[Dataset records]

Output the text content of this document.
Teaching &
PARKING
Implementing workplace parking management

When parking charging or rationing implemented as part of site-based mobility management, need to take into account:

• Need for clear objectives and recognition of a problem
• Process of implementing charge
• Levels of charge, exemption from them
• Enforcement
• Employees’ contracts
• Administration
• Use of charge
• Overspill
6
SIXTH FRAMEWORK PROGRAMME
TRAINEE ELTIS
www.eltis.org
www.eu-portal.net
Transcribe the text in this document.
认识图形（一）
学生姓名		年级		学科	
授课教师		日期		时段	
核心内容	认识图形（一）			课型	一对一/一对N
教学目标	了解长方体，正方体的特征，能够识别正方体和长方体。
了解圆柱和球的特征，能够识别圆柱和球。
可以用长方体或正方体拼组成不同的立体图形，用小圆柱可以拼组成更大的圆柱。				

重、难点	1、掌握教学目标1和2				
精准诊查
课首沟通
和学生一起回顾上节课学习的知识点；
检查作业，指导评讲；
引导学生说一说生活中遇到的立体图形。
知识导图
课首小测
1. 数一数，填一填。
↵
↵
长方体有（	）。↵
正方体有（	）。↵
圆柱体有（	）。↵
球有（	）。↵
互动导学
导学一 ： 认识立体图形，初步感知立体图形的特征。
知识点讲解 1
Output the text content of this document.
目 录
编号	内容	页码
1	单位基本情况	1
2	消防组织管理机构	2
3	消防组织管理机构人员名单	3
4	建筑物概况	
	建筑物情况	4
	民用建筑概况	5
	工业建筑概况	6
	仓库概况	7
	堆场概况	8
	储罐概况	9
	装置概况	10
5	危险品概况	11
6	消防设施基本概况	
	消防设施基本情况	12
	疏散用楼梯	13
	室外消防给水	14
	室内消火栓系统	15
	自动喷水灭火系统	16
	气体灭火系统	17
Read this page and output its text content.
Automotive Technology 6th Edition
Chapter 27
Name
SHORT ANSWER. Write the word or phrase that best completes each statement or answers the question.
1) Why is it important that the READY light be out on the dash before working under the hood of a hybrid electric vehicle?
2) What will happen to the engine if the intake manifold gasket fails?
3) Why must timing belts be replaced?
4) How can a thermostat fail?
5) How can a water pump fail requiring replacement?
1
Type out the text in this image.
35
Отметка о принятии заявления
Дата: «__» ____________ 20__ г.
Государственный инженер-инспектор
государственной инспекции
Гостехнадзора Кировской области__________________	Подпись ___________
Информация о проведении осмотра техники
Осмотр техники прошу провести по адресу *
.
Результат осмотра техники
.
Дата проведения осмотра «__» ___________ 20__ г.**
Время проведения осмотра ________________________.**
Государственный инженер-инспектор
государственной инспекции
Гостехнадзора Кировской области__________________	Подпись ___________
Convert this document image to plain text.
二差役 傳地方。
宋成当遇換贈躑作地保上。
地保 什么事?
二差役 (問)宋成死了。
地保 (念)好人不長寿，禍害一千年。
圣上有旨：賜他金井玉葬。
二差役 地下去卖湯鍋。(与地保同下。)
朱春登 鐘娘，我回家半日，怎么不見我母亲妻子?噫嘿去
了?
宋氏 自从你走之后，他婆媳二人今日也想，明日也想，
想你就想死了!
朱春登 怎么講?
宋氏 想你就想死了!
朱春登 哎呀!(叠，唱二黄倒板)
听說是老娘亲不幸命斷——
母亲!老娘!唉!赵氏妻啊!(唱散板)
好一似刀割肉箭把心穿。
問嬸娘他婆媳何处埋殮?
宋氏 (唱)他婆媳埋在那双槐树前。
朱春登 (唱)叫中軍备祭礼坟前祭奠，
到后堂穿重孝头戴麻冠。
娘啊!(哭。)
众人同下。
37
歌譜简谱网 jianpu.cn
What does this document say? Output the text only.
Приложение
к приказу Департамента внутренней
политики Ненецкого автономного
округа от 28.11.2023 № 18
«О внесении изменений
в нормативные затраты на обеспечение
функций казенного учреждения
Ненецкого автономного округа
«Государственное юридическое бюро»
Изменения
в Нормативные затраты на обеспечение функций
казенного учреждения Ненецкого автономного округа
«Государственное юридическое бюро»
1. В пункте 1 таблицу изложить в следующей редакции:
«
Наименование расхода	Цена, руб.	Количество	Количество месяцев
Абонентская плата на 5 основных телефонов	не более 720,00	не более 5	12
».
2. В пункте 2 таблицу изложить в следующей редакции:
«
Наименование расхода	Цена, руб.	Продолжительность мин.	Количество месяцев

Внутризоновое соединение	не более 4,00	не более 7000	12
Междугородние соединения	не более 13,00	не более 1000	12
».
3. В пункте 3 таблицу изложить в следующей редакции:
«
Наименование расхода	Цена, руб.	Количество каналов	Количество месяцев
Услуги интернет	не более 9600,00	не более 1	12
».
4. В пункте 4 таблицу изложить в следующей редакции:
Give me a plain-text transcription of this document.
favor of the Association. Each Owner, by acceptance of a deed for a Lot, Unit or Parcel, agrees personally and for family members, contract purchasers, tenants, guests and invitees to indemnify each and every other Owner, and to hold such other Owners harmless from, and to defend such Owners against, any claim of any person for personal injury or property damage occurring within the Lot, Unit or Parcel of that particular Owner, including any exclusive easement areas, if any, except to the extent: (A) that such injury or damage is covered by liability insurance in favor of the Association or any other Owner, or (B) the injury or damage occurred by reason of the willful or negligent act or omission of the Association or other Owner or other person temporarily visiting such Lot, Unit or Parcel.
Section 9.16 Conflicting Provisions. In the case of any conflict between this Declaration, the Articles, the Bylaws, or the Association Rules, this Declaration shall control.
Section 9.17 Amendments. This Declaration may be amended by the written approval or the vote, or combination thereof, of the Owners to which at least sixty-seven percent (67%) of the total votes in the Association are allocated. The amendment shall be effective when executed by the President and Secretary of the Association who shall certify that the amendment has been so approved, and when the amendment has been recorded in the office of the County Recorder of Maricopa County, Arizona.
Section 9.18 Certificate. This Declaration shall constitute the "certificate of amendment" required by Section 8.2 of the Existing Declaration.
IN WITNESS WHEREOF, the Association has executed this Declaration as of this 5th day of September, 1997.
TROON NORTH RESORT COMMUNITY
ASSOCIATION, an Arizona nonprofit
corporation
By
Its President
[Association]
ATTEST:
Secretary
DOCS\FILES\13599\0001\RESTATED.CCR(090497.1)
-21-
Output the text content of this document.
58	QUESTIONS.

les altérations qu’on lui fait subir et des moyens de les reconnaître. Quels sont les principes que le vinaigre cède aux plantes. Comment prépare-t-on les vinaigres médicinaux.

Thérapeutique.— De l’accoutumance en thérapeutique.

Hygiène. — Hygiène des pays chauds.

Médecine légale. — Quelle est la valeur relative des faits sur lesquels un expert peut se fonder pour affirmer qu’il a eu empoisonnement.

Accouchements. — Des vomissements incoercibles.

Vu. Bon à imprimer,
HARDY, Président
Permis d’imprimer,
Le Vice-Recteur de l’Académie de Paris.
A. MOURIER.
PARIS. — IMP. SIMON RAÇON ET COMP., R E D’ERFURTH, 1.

_Your goal_: Write out every entry again exactly, please, with nothing missing.

_Worked answer_:
Output the text content of this document.
Teaching &
PARKING
Implementing workplace parking management

When parking charging or rationing implemented as part of site-based mobility management, need to take into account:

• Need for clear objectives and recognition of a problem
• Process of implementing charge
• Levels of charge, exemption from them
• Enforcement
• Employees’ contracts
• Administration
• Use of charge
• Overspill
6
SIXTH FRAMEWORK PROGRAMME
TRAINEE ELTIS
www.eltis.org
www.eu-portal.net
Transcribe the text in this document.
认识图形（一）
学生姓名		年级		学科	
授课教师		日期		时段	
核心内容	认识图形（一）			课型	一对一/一对N
教学目标	了解长方体，正方体的特征，能够识别正方体和长方体。
了解圆柱和球的特征，能够识别圆柱和球。
可以用长方体或正方体拼组成不同的立体图形，用小圆柱可以拼组成更大的圆柱。				

重、难点	1、掌握教学目标1和2				
精准诊查
课首沟通
和学生一起回顾上节课学习的知识点；
检查作业，指导评讲；
引导学生说一说生活中遇到的立体图形。
知识导图
课首小测
1. 数一数，填一填。
↵
↵
长方体有（	）。↵
正方体有（	）。↵
圆柱体有（	）。↵
球有（	）。↵
互动导学
导学一 ： 认识立体图形，初步感知立体图形的特征。
知识点讲解 1
Output the text content of this document.
目 录
编号	内容	页码
1	单位基本情况	1
2	消防组织管理机构	2
3	消防组织管理机构人员名单	3
4	建筑物概况	
	建筑物情况	4
	民用建筑概况	5
	工业建筑概况	6
	仓库概况	7
	堆场概况	8
	储罐概况	9
	装置概况	10
5	危险品概况	11
6	消防设施基本概况	
	消防设施基本情况	12
	疏散用楼梯	13
	室外消防给水	14
	室内消火栓系统	15
	自动喷水灭火系统	16
	气体灭火系统	17
Read this page and output its text content.
Automotive Technology 6th Edition
Chapter 27
Name
SHORT ANSWER. Write the word or phrase that best completes each statement or answers the question.
1) Why is it important that the READY light be out on the dash before working under the hood of a hybrid electric vehicle?
2) What will happen to the engine if the intake manifold gasket fails?
3) Why must timing belts be replaced?
4) How can a thermostat fail?
5) How can a water pump fail requiring replacement?
1
Type out the text in this image.
35
Отметка о принятии заявления
Дата: «__» ____________ 20__ г.
Государственный инженер-инспектор
государственной инспекции
Гостехнадзора Кировской области__________________	Подпись ___________
Информация о проведении осмотра техники
Осмотр техники прошу провести по адресу *
.
Результат осмотра техники
.
Дата проведения осмотра «__» ___________ 20__ г.**
Время проведения осмотра ________________________.**
Государственный инженер-инспектор
государственной инспекции
Гостехнадзора Кировской области__________________	Подпись ___________
Convert this document image to plain text.
二差役 傳地方。
宋成当遇換贈躑作地保上。
地保 什么事?
二差役 (問)宋成死了。
地保 (念)好人不長寿，禍害一千年。
圣上有旨：賜他金井玉葬。
二差役 地下去卖湯鍋。(与地保同下。)
朱春登 鐘娘，我回家半日，怎么不見我母亲妻子?噫嘿去
了?
宋氏 自从你走之后，他婆媳二人今日也想，明日也想，
想你就想死了!
朱春登 怎么講?
宋氏 想你就想死了!
朱春登 哎呀!(叠，唱二黄倒板)
听說是老娘亲不幸命斷——
母亲!老娘!唉!赵氏妻啊!(唱散板)
好一似刀割肉箭把心穿。
問嬸娘他婆媳何处埋殮?
宋氏 (唱)他婆媳埋在那双槐树前。
朱春登 (唱)叫中軍备祭礼坟前祭奠，
到后堂穿重孝头戴麻冠。
娘啊!(哭。)
众人同下。
37
歌譜简谱网 jianpu.cn
What does this document say? Output the text only.
Приложение
к приказу Департамента внутренней
политики Ненецкого автономного
округа от 28.11.2023 № 18
«О внесении изменений
в нормативные затраты на обеспечение
функций казенного учреждения
Ненецкого автономного округа
«Государственное юридическое бюро»
Изменения
в Нормативные затраты на обеспечение функций
казенного учреждения Ненецкого автономного округа
«Государственное юридическое бюро»
1. В пункте 1 таблицу изложить в следующей редакции:
«
Наименование расхода	Цена, руб.	Количество	Количество месяцев
Абонентская плата на 5 основных телефонов	не более 720,00	не более 5	12
».
2. В пункте 2 таблицу изложить в следующей редакции:
«
Наименование расхода	Цена, руб.	Продолжительность мин.	Количество месяцев

Внутризоновое соединение	не более 4,00	не более 7000	12
Междугородние соединения	не более 13,00	не более 1000	12
».
3. В пункте 3 таблицу изложить в следующей редакции:
«
Наименование расхода	Цена, руб.	Количество каналов	Количество месяцев
Услуги интернет	не более 9600,00	не более 1	12
».
4. В пункте 4 таблицу изложить в следующей редакции:
Give me a plain-text transcription of this document.
favor of the Association. Each Owner, by acceptance of a deed for a Lot, Unit or Parcel, agrees personally and for family members, contract purchasers, tenants, guests and invitees to indemnify each and every other Owner, and to hold such other Owners harmless from, and to defend such Owners against, any claim of any person for personal injury or property damage occurring within the Lot, Unit or Parcel of that particular Owner, including any exclusive easement areas, if any, except to the extent: (A) that such injury or damage is covered by liability insurance in favor of the Association or any other Owner, or (B) the injury or damage occurred by reason of the willful or negligent act or omission of the Association or other Owner or other person temporarily visiting such Lot, Unit or Parcel.
Section 9.16 Conflicting Provisions. In the case of any conflict between this Declaration, the Articles, the Bylaws, or the Association Rules, this Declaration shall control.
Section 9.17 Amendments. This Declaration may be amended by the written approval or the vote, or combination thereof, of the Owners to which at least sixty-seven percent (67%) of the total votes in the Association are allocated. The amendment shall be effective when executed by the President and Secretary of the Association who shall certify that the amendment has been so approved, and when the amendment has been recorded in the office of the County Recorder of Maricopa County, Arizona.
Section 9.18 Certificate. This Declaration shall constitute the "certificate of amendment" required by Section 8.2 of the Existing Declaration.
IN WITNESS WHEREOF, the Association has executed this Declaration as of this 5th day of September, 1997.
TROON NORTH RESORT COMMUNITY
ASSOCIATION, an Arizona nonprofit
corporation
By
Its President
[Association]
ATTEST:
Secretary
DOCS\FILES\13599\0001\RESTATED.CCR(090497.1)
-21-
Output the text content of this document.
58	QUESTIONS.

les altérations qu’on lui fait subir et des moyens de les reconnaître. Quels sont les principes que le vinaigre cède aux plantes. Comment prépare-t-on les vinaigres médicinaux.

Thérapeutique.— De l’accoutumance en thérapeutique.

Hygiène. — Hygiène des pays chauds.

Médecine légale. — Quelle est la valeur relative des faits sur lesquels un expert peut se fonder pour affirmer qu’il a eu empoisonnement.

Accouchements. — Des vomissements incoercibles.

Vu. Bon à imprimer,
HARDY, Président
Permis d’imprimer,
Le Vice-Recteur de l’Académie de Paris.
A. MOURIER.
PARIS. — IMP. SIMON RAÇON ET COMP., R E D’ERFURTH, 1.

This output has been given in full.